### Set task A
Format the rows from the one containing "627, 291, 648]" through the one containing "329, 536, 350]", inclusive, as a numbered list, leaving out any blank lines.

++++ Passage shown

Get different gradients by torch.autograd.grad and torch.gradients

The framework of my network is like

import torch
class Net(torch.nn.Module):    
    def __init__(self, dim = [1,20,1]):
        super(Net, self).__init__()
        self._net = FCN(dim[0],dim[1],dim[-1])
 
    def forward(self, u, x):
        y_tr = self._net(x)
        y_out = torch.einsum('BbO,BSbO->BSbO',u,y_tr)
        return y_out
class FCN(torch.nn.Module):
    def __init__(self, n_feature, n_hidden, n_output):
        super(FCN, self).__init__()
        self.hidden1 = torch.nn.Linear(n_feature, n_hidden,bias=True) 
        self.hidden2 = torch.nn.Linear(n_hidden,  n_hidden,bias=True)
        self.hidden3 = torch.nn.Linear(n_hidden,  n_hidden,bias=True)

++++++++

### Set task B
Decide whether each statement below agrees with the PyTorch gradients post, answering yes or no and quoting the words from the post that settle it: (i) every hidden layer shown in the FCN class is created with a bias; (ii) the default value of dim in the Net constructor is [1,10,1]; (iii) the forward method of Net takes two inputs, u and x.

++++ Information given

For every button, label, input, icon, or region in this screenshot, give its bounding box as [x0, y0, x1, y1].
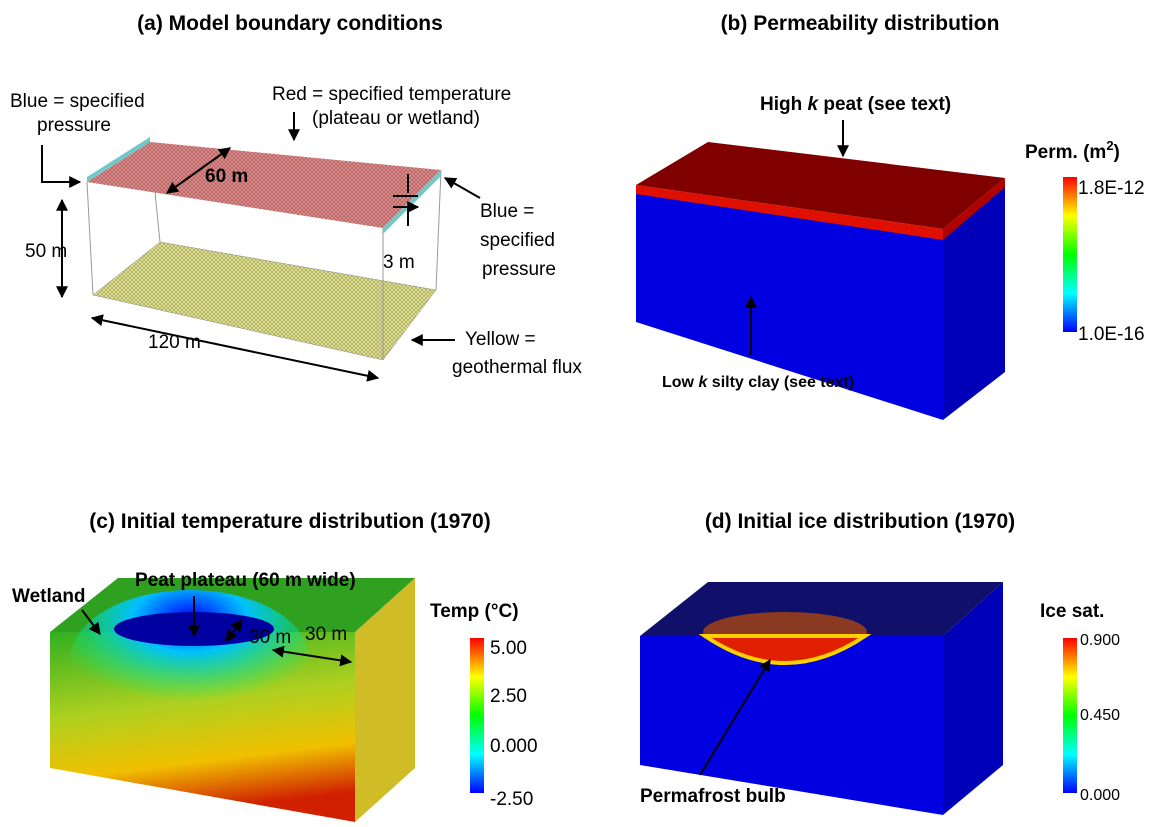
label: 30 m	[249, 627, 291, 648]
text: High	[760, 94, 808, 115]
colorbar-tick: 1.8E-12	[1078, 178, 1145, 199]
label: Blue =	[480, 201, 534, 222]
colorbar-tick: 0.000	[1080, 787, 1120, 804]
panel-title: (d) Initial ice distribution (1970)	[705, 510, 1015, 533]
label: Yellow =	[465, 329, 536, 350]
panel-title: (a) Model boundary conditions	[137, 12, 443, 35]
panel-d: (d) Initial ice distribution (1970) Perm…	[640, 510, 1120, 815]
label: 60 m	[205, 166, 248, 187]
colorbar-title: Ice sat.	[1040, 601, 1104, 622]
text: Low	[662, 374, 698, 391]
colorbar-tick: 0.900	[1080, 632, 1120, 649]
colorbar-tick: 2.50	[490, 686, 527, 707]
label: 3 m	[383, 252, 415, 273]
label: 30 m	[305, 624, 347, 645]
label: 120 m	[148, 332, 201, 353]
panel-title: (c) Initial temperature distribution (19…	[89, 510, 490, 533]
label: (plateau or wetland)	[312, 108, 480, 129]
label: Low k silty clay (see text)	[662, 374, 854, 391]
panel-c: (c) Initial temperature distribution (19…	[12, 510, 538, 822]
panel-b: (b) Permeability distribution High k pea…	[636, 12, 1145, 420]
colorbar-tick: 0.000	[490, 736, 538, 757]
panel-a: (a) Model boundary conditions Blue = spe…	[10, 12, 582, 378]
label: geothermal flux	[452, 357, 582, 378]
label: specified	[480, 230, 555, 251]
colorbar-tick: -2.50	[490, 789, 533, 810]
text: )	[1114, 142, 1120, 163]
text: 2	[1106, 138, 1113, 153]
label: Permafrost bulb	[640, 786, 786, 807]
text: silty clay (see text)	[707, 374, 854, 391]
label: Red = specified temperature	[272, 84, 511, 105]
label: High k peat (see text)	[760, 94, 951, 115]
label: pressure	[37, 115, 111, 136]
colorbar-title: Perm. (m2)	[1025, 138, 1120, 163]
colorbar-title: Temp (°C)	[430, 601, 519, 622]
label: pressure	[482, 259, 556, 280]
text: peat (see text)	[818, 94, 951, 115]
label: Blue = specified	[10, 91, 145, 112]
colorbar-tick: 1.0E-16	[1078, 324, 1145, 345]
colorbar-tick: 0.450	[1080, 707, 1120, 724]
panel-title: (b) Permeability distribution	[721, 12, 1000, 35]
colorbar-tick: 5.00	[490, 638, 527, 659]
label: Wetland	[12, 586, 86, 607]
label: 50 m	[25, 241, 67, 262]
label: Peat plateau (60 m wide)	[135, 570, 356, 591]
figure: (a) Model boundary conditions Blue = spe…	[0, 0, 1159, 827]
text: Perm. (m	[1025, 142, 1106, 163]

++++++++

### Exercise result A
1. label: 30 m	[249, 627, 291, 648]
2. text: High	[760, 94, 808, 115]
3. colorbar-tick: 1.8E-12	[1078, 178, 1145, 199]
4. label: Blue =	[480, 201, 534, 222]
5. colorbar-tick: 0.000	[1080, 787, 1120, 804]
6. panel-title: (d) Initial ice distribution (1970)	[705, 510, 1015, 533]
7. label: Yellow =	[465, 329, 536, 350]

### Exercise result B
(i) Yes: "self.hidden1 = torch.nn.Linear(n_feature, n_hidden,bias=True)", "self.hidden2 = torch.nn.Linear(n_hidden,  n_hidden,bias=True)", "self.hidden3 = torch.nn.Linear(n_hidden,  n_hidden,bias=True)"
(ii) No: "def __init__(self, dim = [1,20,1]):"
(iii) Yes: "def forward(self, u, x):"